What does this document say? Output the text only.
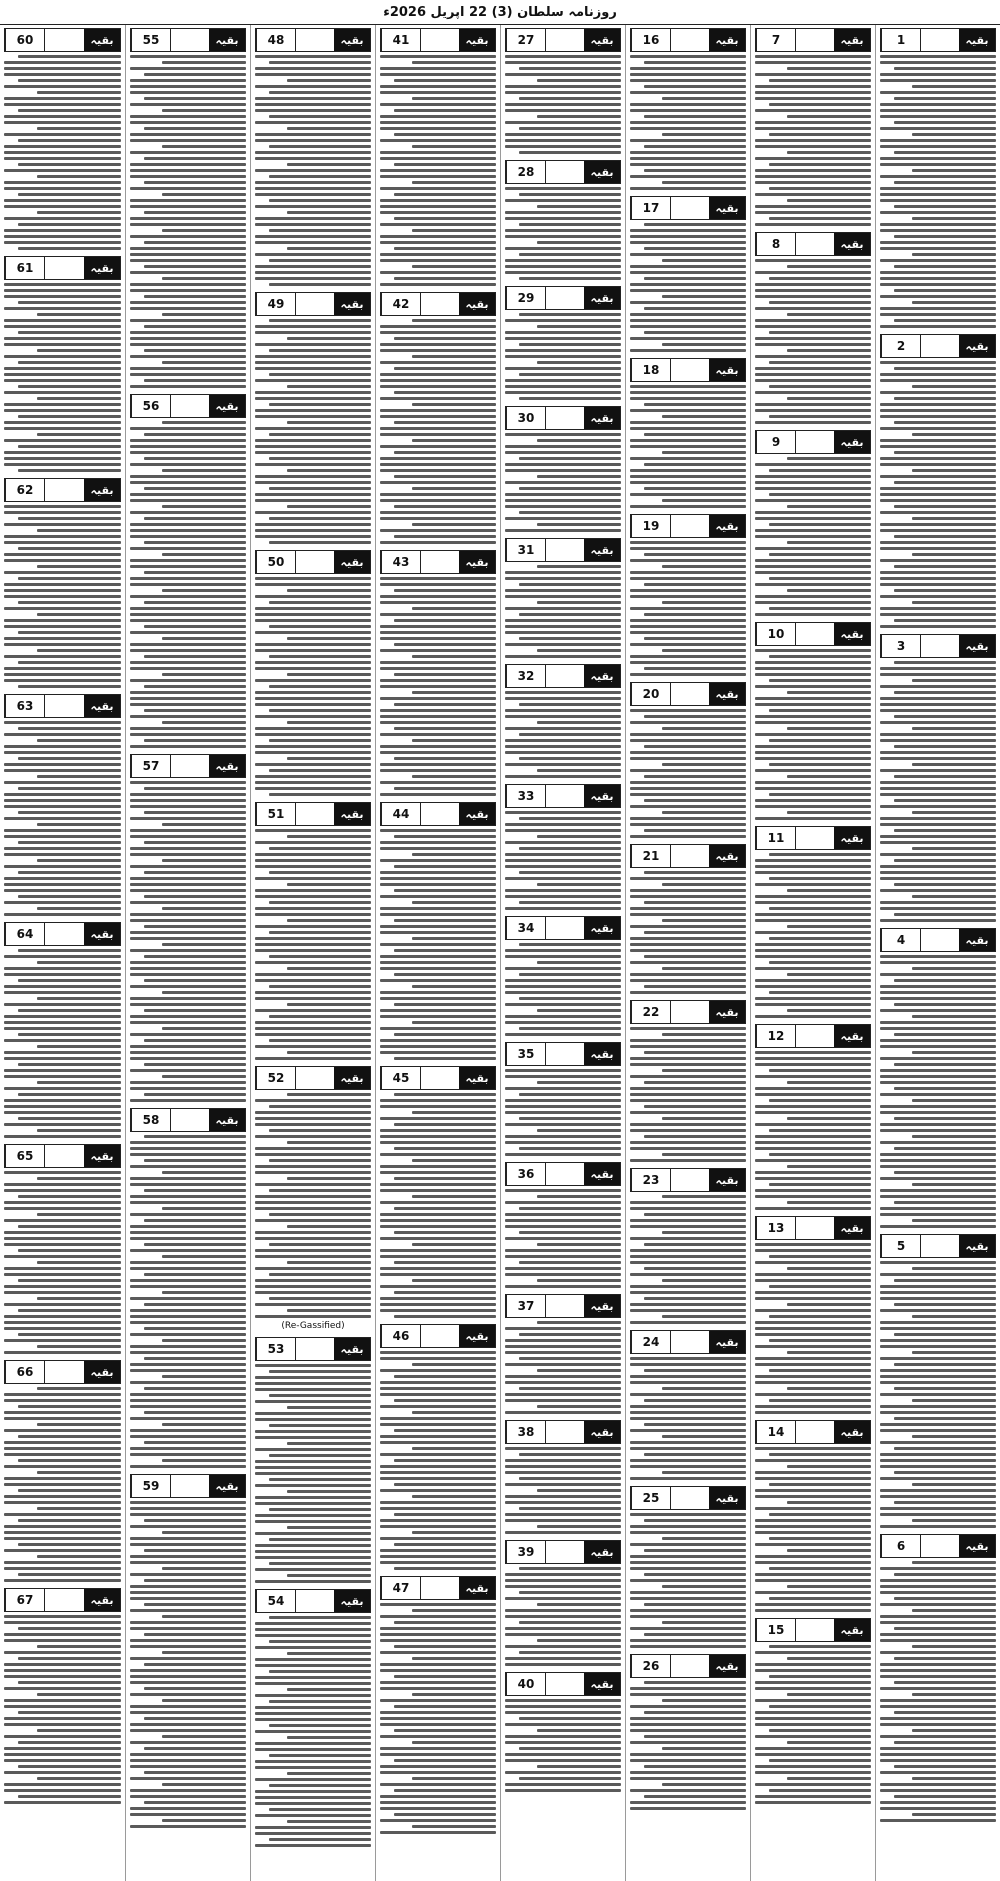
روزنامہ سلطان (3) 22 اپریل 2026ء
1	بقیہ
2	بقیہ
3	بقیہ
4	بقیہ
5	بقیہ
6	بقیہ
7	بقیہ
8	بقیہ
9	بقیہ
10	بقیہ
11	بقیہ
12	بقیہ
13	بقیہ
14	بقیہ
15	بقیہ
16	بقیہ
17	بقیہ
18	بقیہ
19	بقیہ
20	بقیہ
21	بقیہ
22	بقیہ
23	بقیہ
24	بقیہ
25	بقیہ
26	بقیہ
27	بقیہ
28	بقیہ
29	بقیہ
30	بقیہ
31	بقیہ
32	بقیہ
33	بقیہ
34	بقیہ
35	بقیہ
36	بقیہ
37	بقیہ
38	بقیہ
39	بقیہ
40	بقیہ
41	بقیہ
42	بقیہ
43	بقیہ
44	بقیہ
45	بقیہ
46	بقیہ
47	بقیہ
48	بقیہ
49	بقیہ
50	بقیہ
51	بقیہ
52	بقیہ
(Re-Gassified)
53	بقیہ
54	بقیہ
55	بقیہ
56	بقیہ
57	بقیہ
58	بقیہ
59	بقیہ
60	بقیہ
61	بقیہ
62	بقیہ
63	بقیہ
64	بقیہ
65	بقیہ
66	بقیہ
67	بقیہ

============================================================

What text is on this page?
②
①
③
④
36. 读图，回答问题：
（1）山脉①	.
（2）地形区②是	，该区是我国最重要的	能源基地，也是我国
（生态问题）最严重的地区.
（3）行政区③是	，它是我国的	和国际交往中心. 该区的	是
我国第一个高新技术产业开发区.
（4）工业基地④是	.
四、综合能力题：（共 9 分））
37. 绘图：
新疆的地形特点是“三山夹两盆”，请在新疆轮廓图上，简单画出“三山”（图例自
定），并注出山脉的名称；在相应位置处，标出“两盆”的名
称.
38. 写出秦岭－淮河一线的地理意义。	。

============================================================

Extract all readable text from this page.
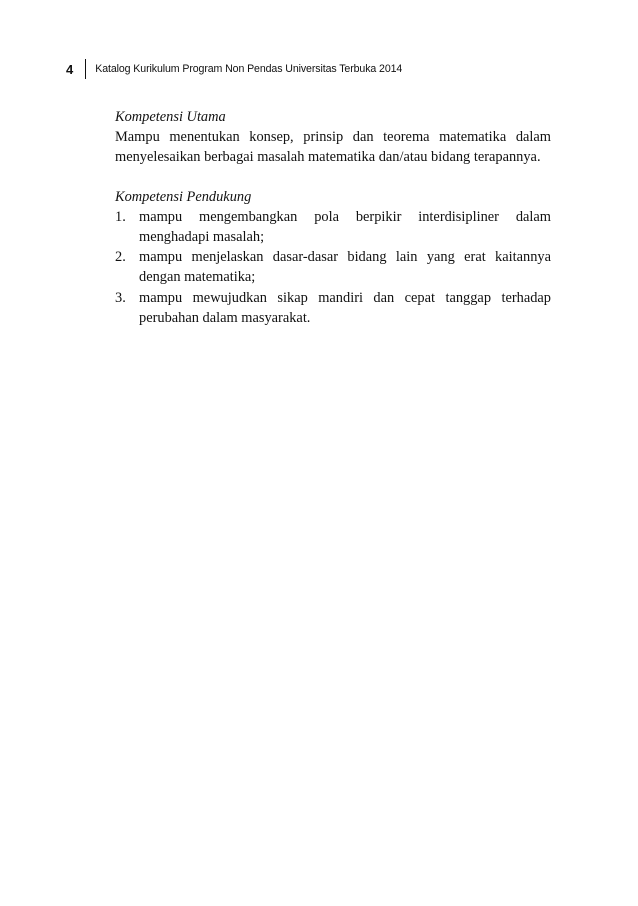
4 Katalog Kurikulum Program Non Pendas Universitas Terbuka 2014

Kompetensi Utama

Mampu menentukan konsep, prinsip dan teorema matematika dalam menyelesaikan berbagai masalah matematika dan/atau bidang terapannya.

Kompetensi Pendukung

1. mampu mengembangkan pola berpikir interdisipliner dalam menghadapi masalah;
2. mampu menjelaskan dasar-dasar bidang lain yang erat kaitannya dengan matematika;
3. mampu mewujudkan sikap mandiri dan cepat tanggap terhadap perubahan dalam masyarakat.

============================================================

Exercise directions >> Lines that hold the word "page" are the ones to return, every one of them.

Finished exercise >>
What text is on this page?
Extract all readable text from this page.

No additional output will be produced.